(Collection entries)

* * * * *

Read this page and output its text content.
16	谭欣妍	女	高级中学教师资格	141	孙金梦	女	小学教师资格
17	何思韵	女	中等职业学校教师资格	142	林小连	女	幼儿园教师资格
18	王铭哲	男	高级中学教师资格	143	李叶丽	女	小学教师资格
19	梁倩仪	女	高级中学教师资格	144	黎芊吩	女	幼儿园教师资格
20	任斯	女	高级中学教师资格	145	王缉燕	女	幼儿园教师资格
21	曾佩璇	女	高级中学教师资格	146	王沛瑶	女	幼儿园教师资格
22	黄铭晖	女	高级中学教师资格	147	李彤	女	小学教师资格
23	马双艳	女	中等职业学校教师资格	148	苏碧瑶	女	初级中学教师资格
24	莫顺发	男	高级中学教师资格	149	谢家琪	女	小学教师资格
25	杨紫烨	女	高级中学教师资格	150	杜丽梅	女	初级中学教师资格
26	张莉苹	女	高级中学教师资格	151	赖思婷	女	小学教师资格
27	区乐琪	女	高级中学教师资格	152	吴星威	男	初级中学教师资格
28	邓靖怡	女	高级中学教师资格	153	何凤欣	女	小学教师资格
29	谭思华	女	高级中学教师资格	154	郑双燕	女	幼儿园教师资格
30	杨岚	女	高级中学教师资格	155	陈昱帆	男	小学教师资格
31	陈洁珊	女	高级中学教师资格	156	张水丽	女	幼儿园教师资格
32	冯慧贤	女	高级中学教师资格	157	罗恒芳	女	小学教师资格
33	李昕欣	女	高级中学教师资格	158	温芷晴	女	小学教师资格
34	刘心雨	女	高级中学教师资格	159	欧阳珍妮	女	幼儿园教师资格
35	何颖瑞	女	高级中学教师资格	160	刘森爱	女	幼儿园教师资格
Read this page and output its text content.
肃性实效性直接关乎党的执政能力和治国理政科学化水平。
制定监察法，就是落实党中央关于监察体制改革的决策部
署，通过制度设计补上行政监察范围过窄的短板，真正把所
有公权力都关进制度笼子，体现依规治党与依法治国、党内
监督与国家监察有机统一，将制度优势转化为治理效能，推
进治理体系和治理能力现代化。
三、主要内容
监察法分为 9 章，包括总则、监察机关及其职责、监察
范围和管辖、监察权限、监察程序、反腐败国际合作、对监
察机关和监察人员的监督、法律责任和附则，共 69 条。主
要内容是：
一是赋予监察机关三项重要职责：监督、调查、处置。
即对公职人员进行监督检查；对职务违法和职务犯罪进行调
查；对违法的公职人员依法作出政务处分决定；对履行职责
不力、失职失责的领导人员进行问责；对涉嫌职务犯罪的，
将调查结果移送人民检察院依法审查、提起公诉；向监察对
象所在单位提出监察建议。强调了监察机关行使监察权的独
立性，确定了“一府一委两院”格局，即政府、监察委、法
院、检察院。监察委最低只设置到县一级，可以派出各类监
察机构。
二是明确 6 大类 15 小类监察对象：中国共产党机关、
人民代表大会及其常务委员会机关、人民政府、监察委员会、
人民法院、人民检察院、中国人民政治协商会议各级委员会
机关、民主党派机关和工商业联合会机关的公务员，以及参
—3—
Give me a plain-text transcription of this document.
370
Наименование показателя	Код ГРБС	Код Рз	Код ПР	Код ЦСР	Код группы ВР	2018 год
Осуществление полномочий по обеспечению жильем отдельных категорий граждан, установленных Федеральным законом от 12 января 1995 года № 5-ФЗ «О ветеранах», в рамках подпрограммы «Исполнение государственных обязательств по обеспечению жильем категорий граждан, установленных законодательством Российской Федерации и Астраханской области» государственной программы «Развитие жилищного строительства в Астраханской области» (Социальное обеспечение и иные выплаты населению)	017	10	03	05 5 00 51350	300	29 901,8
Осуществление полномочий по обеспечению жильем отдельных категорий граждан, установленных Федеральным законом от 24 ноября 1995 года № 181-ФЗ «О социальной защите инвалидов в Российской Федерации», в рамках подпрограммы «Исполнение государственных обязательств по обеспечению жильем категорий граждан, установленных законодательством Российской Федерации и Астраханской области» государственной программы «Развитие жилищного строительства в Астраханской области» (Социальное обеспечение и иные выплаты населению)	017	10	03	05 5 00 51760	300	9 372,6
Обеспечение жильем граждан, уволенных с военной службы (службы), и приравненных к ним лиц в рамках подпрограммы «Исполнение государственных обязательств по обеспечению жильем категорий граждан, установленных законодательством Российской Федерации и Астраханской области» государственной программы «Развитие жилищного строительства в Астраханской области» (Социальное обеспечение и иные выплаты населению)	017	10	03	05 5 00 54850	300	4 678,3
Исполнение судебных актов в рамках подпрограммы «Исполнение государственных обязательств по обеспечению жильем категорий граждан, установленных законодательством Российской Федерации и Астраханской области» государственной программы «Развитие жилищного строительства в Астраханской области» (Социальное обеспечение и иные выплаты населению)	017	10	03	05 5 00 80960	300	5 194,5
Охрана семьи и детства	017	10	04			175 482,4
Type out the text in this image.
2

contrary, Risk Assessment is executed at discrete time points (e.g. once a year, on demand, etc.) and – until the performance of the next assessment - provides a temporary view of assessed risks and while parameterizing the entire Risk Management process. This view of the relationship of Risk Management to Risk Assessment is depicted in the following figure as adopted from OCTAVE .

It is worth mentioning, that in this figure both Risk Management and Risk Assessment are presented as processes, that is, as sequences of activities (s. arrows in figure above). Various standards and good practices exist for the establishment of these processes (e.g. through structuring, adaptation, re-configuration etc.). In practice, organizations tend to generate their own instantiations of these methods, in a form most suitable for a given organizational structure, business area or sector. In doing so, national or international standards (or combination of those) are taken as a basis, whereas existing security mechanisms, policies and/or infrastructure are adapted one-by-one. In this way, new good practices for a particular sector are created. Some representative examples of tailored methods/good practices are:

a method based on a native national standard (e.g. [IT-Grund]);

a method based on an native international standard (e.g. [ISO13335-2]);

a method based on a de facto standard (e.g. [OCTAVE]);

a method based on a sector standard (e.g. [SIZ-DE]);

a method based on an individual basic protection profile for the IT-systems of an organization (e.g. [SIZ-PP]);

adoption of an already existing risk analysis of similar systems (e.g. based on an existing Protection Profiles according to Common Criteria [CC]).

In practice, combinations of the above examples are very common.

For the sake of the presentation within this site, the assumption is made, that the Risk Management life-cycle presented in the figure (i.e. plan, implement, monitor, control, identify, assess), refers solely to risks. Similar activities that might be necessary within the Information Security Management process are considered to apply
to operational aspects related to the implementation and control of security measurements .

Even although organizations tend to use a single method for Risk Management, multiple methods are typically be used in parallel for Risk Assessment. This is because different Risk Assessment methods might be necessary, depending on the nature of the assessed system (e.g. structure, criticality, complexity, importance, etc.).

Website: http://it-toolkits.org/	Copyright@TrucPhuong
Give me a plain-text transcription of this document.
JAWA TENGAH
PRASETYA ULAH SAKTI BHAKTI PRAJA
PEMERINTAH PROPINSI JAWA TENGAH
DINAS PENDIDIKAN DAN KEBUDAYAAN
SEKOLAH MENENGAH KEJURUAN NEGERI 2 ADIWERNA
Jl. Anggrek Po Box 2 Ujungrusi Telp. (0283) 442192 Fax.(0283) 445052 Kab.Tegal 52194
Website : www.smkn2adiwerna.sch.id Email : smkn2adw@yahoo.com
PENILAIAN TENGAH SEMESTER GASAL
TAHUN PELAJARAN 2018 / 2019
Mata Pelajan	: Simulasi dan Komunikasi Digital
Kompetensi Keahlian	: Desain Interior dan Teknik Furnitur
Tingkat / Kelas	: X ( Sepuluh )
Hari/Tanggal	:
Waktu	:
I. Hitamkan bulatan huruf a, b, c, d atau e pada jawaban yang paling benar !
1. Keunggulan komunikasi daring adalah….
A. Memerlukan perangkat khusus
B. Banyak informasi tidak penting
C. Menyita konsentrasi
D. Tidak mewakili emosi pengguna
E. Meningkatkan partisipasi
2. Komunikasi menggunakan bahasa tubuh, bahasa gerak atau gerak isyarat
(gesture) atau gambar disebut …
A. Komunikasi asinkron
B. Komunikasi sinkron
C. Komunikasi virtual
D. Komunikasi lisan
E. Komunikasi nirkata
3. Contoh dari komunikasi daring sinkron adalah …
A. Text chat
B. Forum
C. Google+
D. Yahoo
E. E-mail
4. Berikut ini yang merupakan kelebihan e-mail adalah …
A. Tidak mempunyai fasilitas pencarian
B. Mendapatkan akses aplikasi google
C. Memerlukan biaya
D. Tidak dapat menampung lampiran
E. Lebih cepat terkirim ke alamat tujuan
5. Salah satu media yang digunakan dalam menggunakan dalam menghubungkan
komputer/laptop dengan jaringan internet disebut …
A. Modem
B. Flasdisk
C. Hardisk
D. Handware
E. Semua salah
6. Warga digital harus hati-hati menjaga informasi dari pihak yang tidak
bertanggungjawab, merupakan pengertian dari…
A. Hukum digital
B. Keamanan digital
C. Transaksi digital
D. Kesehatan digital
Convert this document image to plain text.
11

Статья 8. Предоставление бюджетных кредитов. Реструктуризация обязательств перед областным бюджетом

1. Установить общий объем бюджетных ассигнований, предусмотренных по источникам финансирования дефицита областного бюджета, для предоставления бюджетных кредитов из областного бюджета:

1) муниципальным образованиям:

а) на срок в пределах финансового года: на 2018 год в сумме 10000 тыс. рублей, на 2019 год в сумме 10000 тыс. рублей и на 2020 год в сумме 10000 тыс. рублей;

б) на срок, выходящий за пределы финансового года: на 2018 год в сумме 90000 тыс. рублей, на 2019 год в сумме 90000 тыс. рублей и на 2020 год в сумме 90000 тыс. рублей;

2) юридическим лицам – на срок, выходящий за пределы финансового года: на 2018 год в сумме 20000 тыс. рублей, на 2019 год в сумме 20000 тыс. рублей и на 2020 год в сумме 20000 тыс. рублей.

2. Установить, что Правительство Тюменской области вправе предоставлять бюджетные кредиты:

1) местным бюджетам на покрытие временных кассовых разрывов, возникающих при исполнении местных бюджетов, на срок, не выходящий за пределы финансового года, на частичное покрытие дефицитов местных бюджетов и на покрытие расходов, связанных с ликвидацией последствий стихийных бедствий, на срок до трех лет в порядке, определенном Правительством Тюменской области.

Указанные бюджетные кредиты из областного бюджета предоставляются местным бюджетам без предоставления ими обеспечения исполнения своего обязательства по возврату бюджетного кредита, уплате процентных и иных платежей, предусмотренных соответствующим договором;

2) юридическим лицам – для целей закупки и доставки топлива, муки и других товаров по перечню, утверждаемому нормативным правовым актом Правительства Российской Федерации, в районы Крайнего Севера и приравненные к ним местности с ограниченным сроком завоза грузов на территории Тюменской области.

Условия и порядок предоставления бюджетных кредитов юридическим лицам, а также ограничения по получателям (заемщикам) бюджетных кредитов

* * * * *

(What the task requires):
Return, unchanged, each line from the line containing "Convert this document image to plain text." through the last line of the material.

(Correct output):
Convert this document image to plain text.
11

Статья 8. Предоставление бюджетных кредитов. Реструктуризация обязательств перед областным бюджетом

1. Установить общий объем бюджетных ассигнований, предусмотренных по источникам финансирования дефицита областного бюджета, для предоставления бюджетных кредитов из областного бюджета:

1) муниципальным образованиям:

а) на срок в пределах финансового года: на 2018 год в сумме 10000 тыс. рублей, на 2019 год в сумме 10000 тыс. рублей и на 2020 год в сумме 10000 тыс. рублей;

б) на срок, выходящий за пределы финансового года: на 2018 год в сумме 90000 тыс. рублей, на 2019 год в сумме 90000 тыс. рублей и на 2020 год в сумме 90000 тыс. рублей;

2) юридическим лицам – на срок, выходящий за пределы финансового года: на 2018 год в сумме 20000 тыс. рублей, на 2019 год в сумме 20000 тыс. рублей и на 2020 год в сумме 20000 тыс. рублей.

2. Установить, что Правительство Тюменской области вправе предоставлять бюджетные кредиты:

1) местным бюджетам на покрытие временных кассовых разрывов, возникающих при исполнении местных бюджетов, на срок, не выходящий за пределы финансового года, на частичное покрытие дефицитов местных бюджетов и на покрытие расходов, связанных с ликвидацией последствий стихийных бедствий, на срок до трех лет в порядке, определенном Правительством Тюменской области.

Указанные бюджетные кредиты из областного бюджета предоставляются местным бюджетам без предоставления ими обеспечения исполнения своего обязательства по возврату бюджетного кредита, уплате процентных и иных платежей, предусмотренных соответствующим договором;

2) юридическим лицам – для целей закупки и доставки топлива, муки и других товаров по перечню, утверждаемому нормативным правовым актом Правительства Российской Федерации, в районы Крайнего Севера и приравненные к ним местности с ограниченным сроком завоза грузов на территории Тюменской области.

Условия и порядок предоставления бюджетных кредитов юридическим лицам, а также ограничения по получателям (заемщикам) бюджетных кредитов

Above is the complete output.